• Task instructions: How many lines hold the string "para"? Give only the number.

• Records provided:
>>>>>

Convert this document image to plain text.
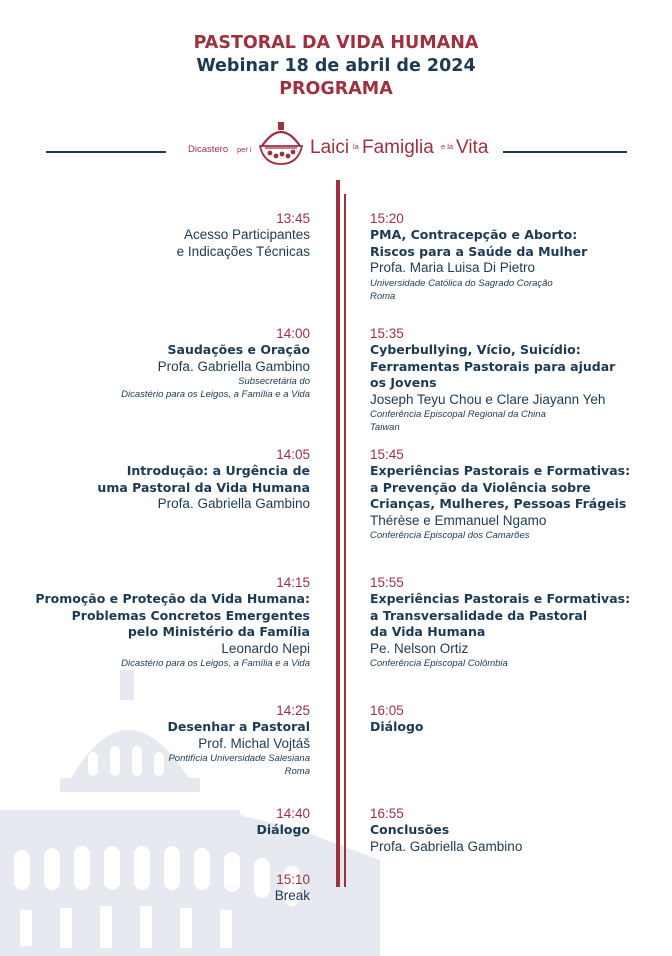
PASTORAL DA VIDA HUMANA
Webinar 18 de abril de 2024
PROGRAMA
Dicastero per i	Laici la Famiglia e la Vita
13:45
Acesso Participantes
e Indicações Técnicas
14:00
Saudações e Oração
Profa. Gabriella Gambino
Subsecretária do
Dicastério para os Leigos, a Família e a Vida
14:05
Introdução: a Urgência de
uma Pastoral da Vida Humana
Profa. Gabriella Gambino
14:15
Promoção e Proteção da Vida Humana:
Problemas Concretos Emergentes
pelo Ministério da Família
Leonardo Nepi
Dicastério para os Leigos, a Família e a Vida
14:25
Desenhar a Pastoral
Prof. Michal Vojtáš
Pontifícia Universidade Salesiana
Roma
14:40
Diálogo
15:10
Break
15:20
PMA, Contracepção e Aborto:
Riscos para a Saúde da Mulher
Profa. Maria Luisa Di Pietro
Universidade Católica do Sagrado Coração
Roma
15:35
Cyberbullying, Vício, Suicídio:
Ferramentas Pastorais para ajudar
os Jovens
Joseph Teyu Chou e Clare Jiayann Yeh
Conferência Episcopal Regional da China
Taiwan
15:45
Experiências Pastorais e Formativas:
a Prevenção da Violência sobre
Crianças, Mulheres, Pessoas Frágeis
Thérèse e Emmanuel Ngamo
Conferência Episcopal dos Camarões
15:55
Experiências Pastorais e Formativas:
a Transversalidade da Pastoral
da Vida Humana
Pe. Nelson Ortiz
Conferência Episcopal Colômbia
16:05
Diálogo
16:55
Conclusões
Profa. Gabriella Gambino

<<<<<

• Finished task: 4